## Dataset listings of figures
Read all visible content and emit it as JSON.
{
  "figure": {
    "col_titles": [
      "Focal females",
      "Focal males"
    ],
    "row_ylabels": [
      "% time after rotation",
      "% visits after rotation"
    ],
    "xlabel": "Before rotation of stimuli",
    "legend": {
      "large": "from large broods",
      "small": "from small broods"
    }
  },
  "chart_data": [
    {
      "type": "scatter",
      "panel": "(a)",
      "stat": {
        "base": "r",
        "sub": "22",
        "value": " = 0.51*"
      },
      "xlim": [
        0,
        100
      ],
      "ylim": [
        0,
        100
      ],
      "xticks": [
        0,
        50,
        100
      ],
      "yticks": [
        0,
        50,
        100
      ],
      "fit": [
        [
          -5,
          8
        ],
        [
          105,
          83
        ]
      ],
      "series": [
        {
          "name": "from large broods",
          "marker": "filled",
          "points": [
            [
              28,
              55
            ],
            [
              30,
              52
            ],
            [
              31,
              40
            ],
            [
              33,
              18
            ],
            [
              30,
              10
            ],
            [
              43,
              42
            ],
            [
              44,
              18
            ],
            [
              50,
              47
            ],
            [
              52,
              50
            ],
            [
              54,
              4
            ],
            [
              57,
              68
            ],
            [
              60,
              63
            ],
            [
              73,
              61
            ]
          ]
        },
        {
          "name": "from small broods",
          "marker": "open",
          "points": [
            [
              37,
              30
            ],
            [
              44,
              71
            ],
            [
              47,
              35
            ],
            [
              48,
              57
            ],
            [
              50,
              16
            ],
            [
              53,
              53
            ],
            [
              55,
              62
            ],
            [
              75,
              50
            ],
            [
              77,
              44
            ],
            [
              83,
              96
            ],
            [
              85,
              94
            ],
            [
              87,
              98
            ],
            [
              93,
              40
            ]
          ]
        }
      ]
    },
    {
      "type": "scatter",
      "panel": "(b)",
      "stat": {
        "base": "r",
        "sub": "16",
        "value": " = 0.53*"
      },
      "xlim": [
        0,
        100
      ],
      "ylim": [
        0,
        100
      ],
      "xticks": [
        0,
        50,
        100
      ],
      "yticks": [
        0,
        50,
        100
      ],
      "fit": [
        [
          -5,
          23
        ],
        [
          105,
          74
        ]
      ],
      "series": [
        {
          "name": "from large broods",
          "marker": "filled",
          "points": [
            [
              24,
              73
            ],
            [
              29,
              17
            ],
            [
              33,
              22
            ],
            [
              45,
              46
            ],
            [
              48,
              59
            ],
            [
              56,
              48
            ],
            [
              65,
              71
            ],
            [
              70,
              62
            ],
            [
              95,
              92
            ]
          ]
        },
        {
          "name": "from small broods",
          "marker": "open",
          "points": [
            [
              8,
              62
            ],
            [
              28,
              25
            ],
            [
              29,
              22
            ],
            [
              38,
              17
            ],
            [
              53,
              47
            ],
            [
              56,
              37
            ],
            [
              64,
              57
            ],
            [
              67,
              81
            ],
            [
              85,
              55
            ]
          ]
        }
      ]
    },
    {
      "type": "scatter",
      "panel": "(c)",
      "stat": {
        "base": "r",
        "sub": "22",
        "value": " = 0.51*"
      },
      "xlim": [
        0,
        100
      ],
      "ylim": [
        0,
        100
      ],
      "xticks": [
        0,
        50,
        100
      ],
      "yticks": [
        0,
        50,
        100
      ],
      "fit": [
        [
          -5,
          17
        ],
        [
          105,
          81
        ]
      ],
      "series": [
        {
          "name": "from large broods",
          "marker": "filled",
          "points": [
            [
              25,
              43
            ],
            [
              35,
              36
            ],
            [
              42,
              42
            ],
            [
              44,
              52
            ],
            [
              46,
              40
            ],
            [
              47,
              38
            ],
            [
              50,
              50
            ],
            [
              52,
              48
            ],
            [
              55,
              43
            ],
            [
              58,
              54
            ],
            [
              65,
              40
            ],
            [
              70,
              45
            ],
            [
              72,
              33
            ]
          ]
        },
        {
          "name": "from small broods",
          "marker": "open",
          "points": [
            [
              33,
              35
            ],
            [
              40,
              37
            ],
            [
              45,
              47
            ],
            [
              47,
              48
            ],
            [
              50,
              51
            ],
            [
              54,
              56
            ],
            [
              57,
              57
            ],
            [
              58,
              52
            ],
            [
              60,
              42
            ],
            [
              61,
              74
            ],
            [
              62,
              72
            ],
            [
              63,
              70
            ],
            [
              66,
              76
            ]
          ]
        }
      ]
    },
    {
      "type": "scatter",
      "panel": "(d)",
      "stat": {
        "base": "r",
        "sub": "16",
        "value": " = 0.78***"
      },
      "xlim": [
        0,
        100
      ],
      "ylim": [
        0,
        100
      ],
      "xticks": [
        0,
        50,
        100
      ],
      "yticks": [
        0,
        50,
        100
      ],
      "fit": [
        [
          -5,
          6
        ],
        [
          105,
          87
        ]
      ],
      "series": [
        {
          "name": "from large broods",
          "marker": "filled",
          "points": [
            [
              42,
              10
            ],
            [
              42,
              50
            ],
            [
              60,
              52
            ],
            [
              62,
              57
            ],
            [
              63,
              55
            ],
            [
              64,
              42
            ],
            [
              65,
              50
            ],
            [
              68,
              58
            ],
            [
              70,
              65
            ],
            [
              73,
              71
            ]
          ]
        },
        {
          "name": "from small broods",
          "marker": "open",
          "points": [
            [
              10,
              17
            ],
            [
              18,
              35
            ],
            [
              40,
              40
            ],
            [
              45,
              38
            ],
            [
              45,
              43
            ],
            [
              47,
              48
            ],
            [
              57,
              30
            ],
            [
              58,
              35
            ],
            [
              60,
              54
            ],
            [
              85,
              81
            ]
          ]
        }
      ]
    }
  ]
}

## What you should do
Only lines that contain the word "value" are wanted; copy each of them.

## Answer to this problem
        "value": " = 0.51*"
        "value": " = 0.53*"
        "value": " = 0.51*"
        "value": " = 0.78***"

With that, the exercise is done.